=== Begin Enclosure ===
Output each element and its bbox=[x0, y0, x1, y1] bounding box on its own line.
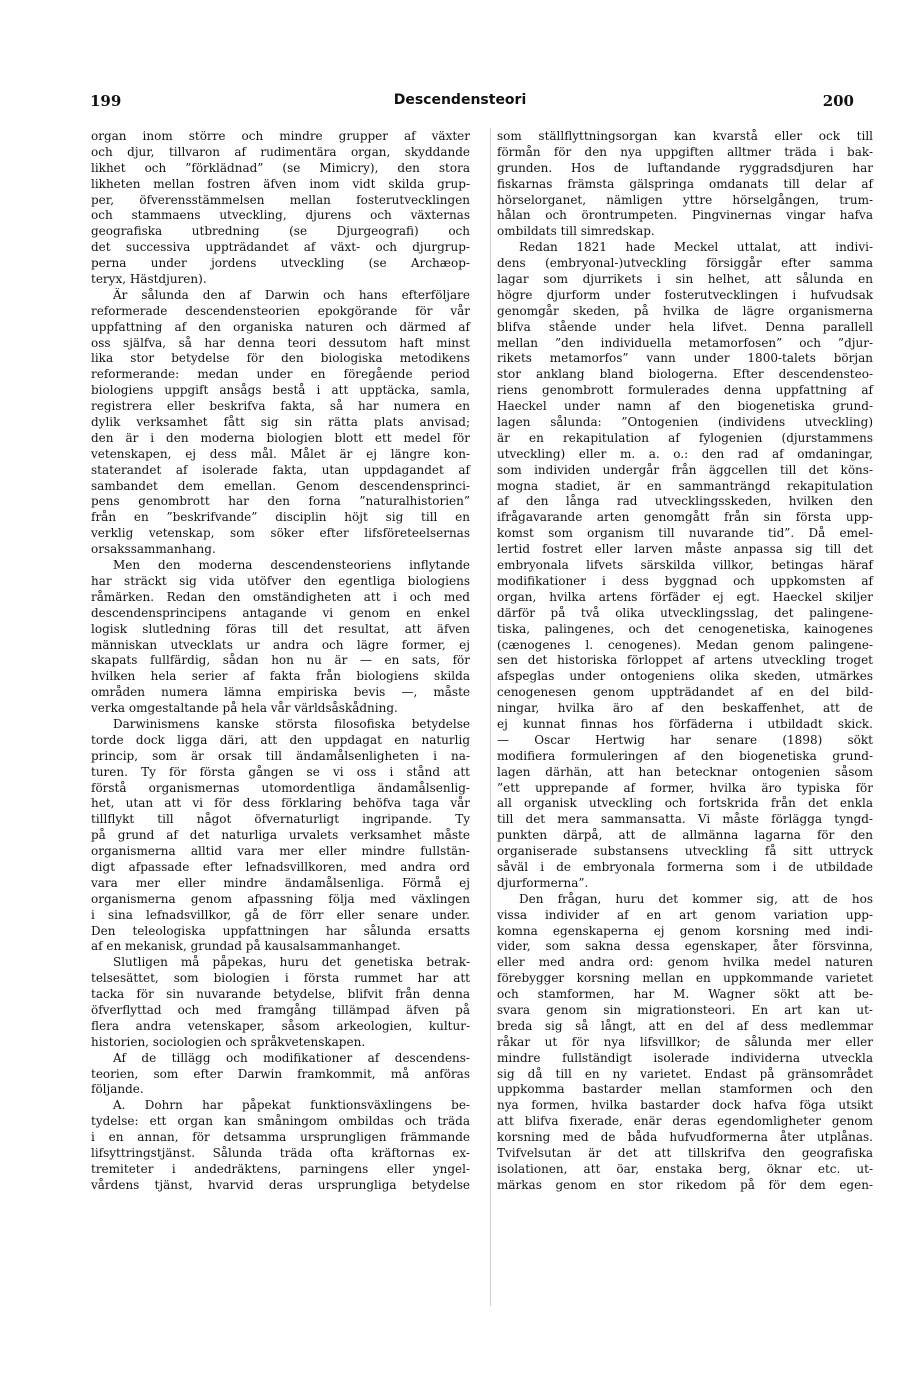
text-line: uppfattning af den organiska naturen och därmed af bbox=[91, 319, 470, 334]
text-line: pens genombrott har den forna ”naturalhistorien” bbox=[91, 494, 470, 509]
text-line: Darwinismens kanske största filosofiska betydelse bbox=[113, 716, 470, 731]
text-line: genomgår skeden, på hvilka de lägre organismerna bbox=[497, 303, 873, 318]
text-line: vetenskapen, ej dess mål. Målet är ej längre kon- bbox=[91, 446, 470, 461]
text-line: i en annan, för detsamma ursprungligen främmande bbox=[91, 1130, 470, 1145]
text-line: är en rekapitulation af fylogenien (djurstammens bbox=[497, 430, 873, 445]
text-line: logisk slutledning föras till det resultat, att äfven bbox=[91, 621, 470, 636]
running-title: Descendensteori bbox=[393, 92, 527, 108]
text-line: korsning med de båda hufvudformerna åter utplånas. bbox=[497, 1130, 873, 1145]
text-line: organ, hvilka artens förfäder ej egt. Haeckel skiljer bbox=[497, 589, 873, 604]
text-line: utveckling) eller m. a. o.: den rad af omdaningar, bbox=[497, 446, 873, 461]
text-line: modifiera formuleringen af den biogenetiska grund- bbox=[497, 748, 873, 763]
text-line: tacka för sin nuvarande betydelse, blifvit från denna bbox=[91, 987, 470, 1002]
text-line: öfverflyttad och med framgång tillämpad äfven på bbox=[91, 1002, 470, 1017]
text-line: tremiteter i andedräktens, parningens eller yngel- bbox=[91, 1161, 470, 1176]
text-line: teryx, Hästdjuren). bbox=[91, 272, 207, 287]
text-line: märkas genom en stor rikedom på för dem egen- bbox=[497, 1177, 873, 1192]
text-line: blifva stående under hela lifvet. Denna parallell bbox=[497, 319, 873, 334]
text-line: mogna stadiet, är en sammanträngd rekapitulation bbox=[497, 478, 873, 493]
text-line: descendensprincipens antagande vi genom en enkel bbox=[91, 605, 470, 620]
text-line: sig då till en ny varietet. Endast på gränsområdet bbox=[497, 1066, 873, 1081]
text-line: det successiva uppträdandet af växt- och djurgrup- bbox=[91, 240, 470, 255]
text-line: Är sålunda den af Darwin och hans efterföljare bbox=[113, 287, 470, 302]
text-line: och djur, tillvaron af rudimentära organ, skyddande bbox=[91, 144, 470, 159]
text-line: cenogenesen genom uppträdandet af en del bild- bbox=[497, 685, 873, 700]
text-line: Den teleologiska uppfattningen har sålunda ersatts bbox=[91, 923, 470, 938]
text-line: oss själfva, så har denna teori dessutom haft minst bbox=[91, 335, 470, 350]
text-line: förmån för den nya uppgiften alltmer träda i bak- bbox=[497, 144, 873, 159]
text-line: (cænogenes l. cenogenes). Medan genom palingene- bbox=[497, 637, 873, 652]
text-line: Haeckel under namn af den biogenetiska grund- bbox=[497, 399, 873, 414]
text-line: afspeglas under ontogeniens olika skeden, utmärkes bbox=[497, 669, 873, 684]
text-line: modifikationer i dess byggnad och uppkomsten af bbox=[497, 573, 873, 588]
text-line: och stammaens utveckling, djurens och växternas bbox=[91, 208, 470, 223]
text-line: och stamformen, har M. Wagner sökt att be- bbox=[497, 987, 873, 1002]
text-line: har sträckt sig vida utöfver den egentliga biologiens bbox=[91, 573, 470, 588]
text-line: all organisk utveckling och fortskrida från det enkla bbox=[497, 796, 873, 811]
text-line: sen det historiska förloppet af artens utveckling troget bbox=[497, 653, 873, 668]
text-line: orsakssammanhang. bbox=[91, 542, 216, 557]
text-line: svara genom sin migrationsteori. En art kan ut- bbox=[497, 1002, 873, 1017]
text-line: ifrågavarande arten genomgått från sin första upp- bbox=[497, 510, 873, 525]
text-line: rikets metamorfos” vann under 1800-talets början bbox=[497, 351, 873, 366]
text-line: hvilken hela serier af fakta från biologiens skilda bbox=[91, 669, 470, 684]
text-line: som ställflyttningsorgan kan kvarstå eller ock till bbox=[497, 129, 873, 143]
text-line: stor anklang bland biologerna. Efter descendensteo- bbox=[497, 367, 873, 382]
text-line: till det mera sammansatta. Vi måste förlägga tyngd- bbox=[497, 812, 873, 827]
text-line: Slutligen må påpekas, huru det genetiska betrak- bbox=[113, 955, 470, 970]
text-line: att blifva fixerade, enär deras egendomligheter genom bbox=[497, 1114, 873, 1129]
text-line: Den frågan, huru det kommer sig, att de hos bbox=[519, 891, 873, 906]
right-column bbox=[497, 129, 874, 1194]
text-line: embryonala lifvets särskilda villkor, betingas häraf bbox=[497, 558, 873, 573]
text-line: komst som organism till nuvarande tid”. Då emel- bbox=[497, 526, 873, 541]
text-line: förebygger korsning mellan en uppkommande varietet bbox=[497, 971, 873, 986]
text-line: organismerna genom afpassning följa med växlingen bbox=[91, 891, 470, 906]
text-line: het, utan att vi för dess förklaring behöfva taga vår bbox=[91, 796, 470, 811]
text-line: högre djurform under fosterutvecklingen i hufvudsak bbox=[497, 287, 873, 302]
text-line: breda sig så långt, att en del af dess medlemmar bbox=[497, 1018, 873, 1033]
text-line: likhet och ”förklädnad” (se Mimicry), den stora bbox=[91, 160, 470, 175]
text-line: lertid fostret eller larven måste anpassa sig till det bbox=[497, 542, 873, 557]
text-line: sambandet dem emellan. Genom descendensprinci- bbox=[91, 478, 470, 493]
text-line: uppkomma bastarder mellan stamformen och den bbox=[497, 1082, 873, 1097]
text-line: verka omgestaltande på hela vår världsåskådning. bbox=[91, 701, 398, 716]
text-line: djurformerna”. bbox=[497, 875, 589, 890]
text-line: lagen därhän, att han betecknar ontogenien såsom bbox=[497, 764, 873, 779]
text-line: verklig vetenskap, som söker efter lifsföreteelsernas bbox=[91, 526, 470, 541]
text-line: mellan ”den individuella metamorfosen” och ”djur- bbox=[497, 335, 873, 350]
text-line: organismerna alltid vara mer eller mindre fullstän- bbox=[91, 844, 470, 859]
text-line: nya formen, hvilka bastarder dock hafva föga utsikt bbox=[497, 1098, 873, 1113]
text-line: eller med andra ord: genom hvilka medel naturen bbox=[497, 955, 873, 970]
text-line: per, öfverensstämmelsen mellan fosterutvecklingen bbox=[91, 192, 470, 207]
text-line: — Oscar Hertwig har senare (1898) sökt bbox=[497, 732, 873, 747]
text-line: Tvifvelsutan är det att tillskrifva den geografiska bbox=[497, 1146, 873, 1160]
text-line: ”ett upprepande af former, hvilka äro typiska för bbox=[497, 780, 873, 795]
text-line: vara mer eller mindre ändamålsenliga. Förmå ej bbox=[91, 875, 470, 890]
text-line: grunden. Hos de luftandande ryggradsdjuren har bbox=[497, 160, 873, 175]
text-line: af den långa rad utvecklingsskeden, hvilken den bbox=[497, 494, 873, 509]
text-line: följande. bbox=[91, 1082, 144, 1097]
text-line: fiskarnas främsta gälspringa omdanats till delar af bbox=[497, 176, 873, 191]
text-line: vissa individer af en art genom variation upp- bbox=[497, 907, 873, 922]
text-line: tydelse: ett organ kan småningom ombildas och träda bbox=[91, 1114, 470, 1129]
text-line: telsesättet, som biologien i första rummet har att bbox=[91, 971, 470, 986]
text-line: punkten därpå, att de allmänna lagarna för den bbox=[497, 828, 873, 843]
text-line: torde dock ligga däri, att den uppdagat en naturlig bbox=[91, 732, 470, 747]
text-line: reformerande: medan under en föregående period bbox=[91, 367, 470, 382]
text-line: geografiska utbredning (se Djurgeografi) och bbox=[91, 224, 470, 239]
text-line: från en ”beskrifvande” disciplin höjt sig till en bbox=[91, 510, 470, 525]
text-line: teorien, som efter Darwin framkommit, må anföras bbox=[91, 1066, 470, 1081]
text-line: som individen undergår från äggcellen till det köns- bbox=[497, 462, 873, 477]
text-line: princip, som är orsak till ändamålsenligheten i na- bbox=[91, 748, 470, 763]
text-line: ej kunnat finnas hos förfäderna i utbildadt skick. bbox=[497, 716, 873, 731]
text-line: dens (embryonal-)utveckling försiggår efter samma bbox=[497, 256, 873, 271]
text-line: människan utvecklats ur andra och lägre former, ej bbox=[91, 637, 470, 652]
text-line: hålan och örontrumpeten. Pingvinernas vingar hafva bbox=[497, 208, 873, 223]
text-line: Redan 1821 hade Meckel uttalat, att indivi- bbox=[519, 240, 873, 255]
text-line: råkar ut för nya lifsvillkor; de sålunda mer eller bbox=[497, 1034, 873, 1049]
text-line: organiserade substansens utveckling få sitt uttryck bbox=[497, 844, 873, 859]
text-line: skapats fullfärdig, sådan hon nu är — en sats, för bbox=[91, 653, 470, 668]
text-line: historien, sociologien och språkvetenskapen. bbox=[91, 1034, 366, 1049]
text-line: perna under jordens utveckling (se Archæop- bbox=[91, 256, 470, 271]
text-line: vårdens tjänst, hvarvid deras ursprungliga betydelse bbox=[91, 1177, 470, 1192]
text-line: af en mekanisk, grundad på kausalsammanhanget. bbox=[91, 939, 401, 954]
text-line: likheten mellan fostren äfven inom vidt skilda grup- bbox=[91, 176, 470, 191]
text-line: reformerade descendensteorien epokgörande för vår bbox=[91, 303, 470, 318]
text-line: i sina lefnadsvillkor, gå de förr eller senare under. bbox=[91, 907, 470, 922]
text-line: Men den moderna descendensteoriens inflytande bbox=[113, 558, 470, 573]
text-line: registrera eller beskrifva fakta, så har numera en bbox=[91, 399, 470, 414]
text-line: digt afpassade efter lefnadsvillkoren, med andra ord bbox=[91, 859, 470, 874]
text-line: ombildats till simredskap. bbox=[497, 224, 655, 239]
text-line: staterandet af isolerade fakta, utan uppdagandet af bbox=[91, 462, 470, 477]
text-line: ningar, hvilka äro af den beskaffenhet, att de bbox=[497, 701, 873, 716]
text-line: biologiens uppgift ansågs bestå i att upptäcka, samla, bbox=[91, 383, 470, 398]
left-column bbox=[91, 129, 471, 1194]
left-page-number: 199 bbox=[90, 92, 122, 110]
text-line: såväl i de embryonala formerna som i de utbildade bbox=[497, 859, 873, 874]
text-line: på grund af det naturliga urvalets verksamhet måste bbox=[91, 828, 470, 843]
text-line: tillflykt till något öfvernaturligt ingripande. Ty bbox=[91, 812, 470, 827]
text-line: lagen sålunda: ”Ontogenien (individens utveckling) bbox=[497, 415, 873, 430]
text-line: komna egenskaperna ej genom korsning med indi- bbox=[497, 923, 873, 938]
text-line: A. Dohrn har påpekat funktionsväxlingens be- bbox=[113, 1098, 470, 1113]
text-line: råmärken. Redan den omständigheten att i och med bbox=[91, 589, 470, 604]
text-line: organ inom större och mindre grupper af växter bbox=[91, 129, 470, 143]
text-line: dylik verksamhet fått sig sin rätta plats anvisad; bbox=[91, 415, 470, 430]
text-line: isolationen, att öar, enstaka berg, öknar etc. ut- bbox=[497, 1161, 873, 1176]
text-line: turen. Ty för första gången se vi oss i stånd att bbox=[91, 764, 470, 779]
text-line: områden numera lämna empiriska bevis —, måste bbox=[91, 685, 470, 700]
text-line: hörselorganet, nämligen yttre hörselgången, trum- bbox=[497, 192, 873, 207]
text-line: flera andra vetenskaper, såsom arkeologien, kultur- bbox=[91, 1018, 470, 1033]
text-line: den är i den moderna biologien blott ett medel för bbox=[91, 430, 470, 445]
text-line: tiska, palingenes, och det cenogenetiska, kainogenes bbox=[497, 621, 873, 636]
text-line: lika stor betydelse för den biologiska metodikens bbox=[91, 351, 470, 366]
column-divider bbox=[490, 128, 491, 1306]
text-line: mindre fullständigt isolerade individerna utveckla bbox=[497, 1050, 873, 1065]
text-line: lagar som djurrikets i sin helhet, att sålunda en bbox=[497, 272, 873, 287]
text-line: Af de tillägg och modifikationer af descendens- bbox=[113, 1050, 470, 1065]
text-line: förstå organismernas utomordentliga ändamålsenlig- bbox=[91, 780, 470, 795]
text-line: riens genombrott formulerades denna uppfattning af bbox=[497, 383, 873, 398]
text-line: vider, som sakna dessa egenskaper, åter försvinna, bbox=[497, 939, 873, 954]
right-page-number: 200 bbox=[822, 92, 854, 110]
text-line: därför på två olika utvecklingsslag, det palingene- bbox=[497, 605, 873, 620]
text-line: lifsyttringstjänst. Sålunda träda ofta kräftornas ex- bbox=[91, 1146, 470, 1160]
=== End Enclosure ===
## TASK ITEM:
Compute the number of lines in the entries above that hold the word "eller"; the answer must contain nothing else.

## RESULT OF THIS EXERCISE:
10